→ **Some records**:
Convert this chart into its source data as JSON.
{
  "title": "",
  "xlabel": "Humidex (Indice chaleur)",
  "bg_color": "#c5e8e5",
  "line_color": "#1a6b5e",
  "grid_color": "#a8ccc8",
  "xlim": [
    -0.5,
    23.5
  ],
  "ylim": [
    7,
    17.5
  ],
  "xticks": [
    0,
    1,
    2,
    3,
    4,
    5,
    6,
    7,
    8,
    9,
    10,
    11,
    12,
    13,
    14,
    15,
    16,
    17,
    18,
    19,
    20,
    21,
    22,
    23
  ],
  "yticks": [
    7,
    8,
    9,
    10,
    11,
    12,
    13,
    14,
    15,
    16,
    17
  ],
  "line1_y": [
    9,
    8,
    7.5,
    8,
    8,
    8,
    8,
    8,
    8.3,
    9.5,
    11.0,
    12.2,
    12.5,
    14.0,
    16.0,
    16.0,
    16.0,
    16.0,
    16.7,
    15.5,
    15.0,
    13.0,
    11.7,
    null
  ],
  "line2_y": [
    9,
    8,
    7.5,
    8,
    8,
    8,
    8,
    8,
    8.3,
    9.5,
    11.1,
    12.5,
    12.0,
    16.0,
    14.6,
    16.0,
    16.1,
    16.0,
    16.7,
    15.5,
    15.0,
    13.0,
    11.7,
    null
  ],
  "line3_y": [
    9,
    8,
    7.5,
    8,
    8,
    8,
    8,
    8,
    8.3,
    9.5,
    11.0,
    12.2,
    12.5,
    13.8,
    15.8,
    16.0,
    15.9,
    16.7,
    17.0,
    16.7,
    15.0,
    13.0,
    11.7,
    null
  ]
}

→ **Aim of the task**: Copy out the whole listing exactly as written.

→ **Completed task**:
Convert this chart into its source data as JSON.
{
  "title": "",
  "xlabel": "Humidex (Indice chaleur)",
  "bg_color": "#c5e8e5",
  "line_color": "#1a6b5e",
  "grid_color": "#a8ccc8",
  "xlim": [
    -0.5,
    23.5
  ],
  "ylim": [
    7,
    17.5
  ],
  "xticks": [
    0,
    1,
    2,
    3,
    4,
    5,
    6,
    7,
    8,
    9,
    10,
    11,
    12,
    13,
    14,
    15,
    16,
    17,
    18,
    19,
    20,
    21,
    22,
    23
  ],
  "yticks": [
    7,
    8,
    9,
    10,
    11,
    12,
    13,
    14,
    15,
    16,
    17
  ],
  "line1_y": [
    9,
    8,
    7.5,
    8,
    8,
    8,
    8,
    8,
    8.3,
    9.5,
    11.0,
    12.2,
    12.5,
    14.0,
    16.0,
    16.0,
    16.0,
    16.0,
    16.7,
    15.5,
    15.0,
    13.0,
    11.7,
    null
  ],
  "line2_y": [
    9,
    8,
    7.5,
    8,
    8,
    8,
    8,
    8,
    8.3,
    9.5,
    11.1,
    12.5,
    12.0,
    16.0,
    14.6,
    16.0,
    16.1,
    16.0,
    16.7,
    15.5,
    15.0,
    13.0,
    11.7,
    null
  ],
  "line3_y": [
    9,
    8,
    7.5,
    8,
    8,
    8,
    8,
    8,
    8.3,
    9.5,
    11.0,
    12.2,
    12.5,
    13.8,
    15.8,
    16.0,
    15.9,
    16.7,
    17.0,
    16.7,
    15.0,
    13.0,
    11.7,
    null
  ]
}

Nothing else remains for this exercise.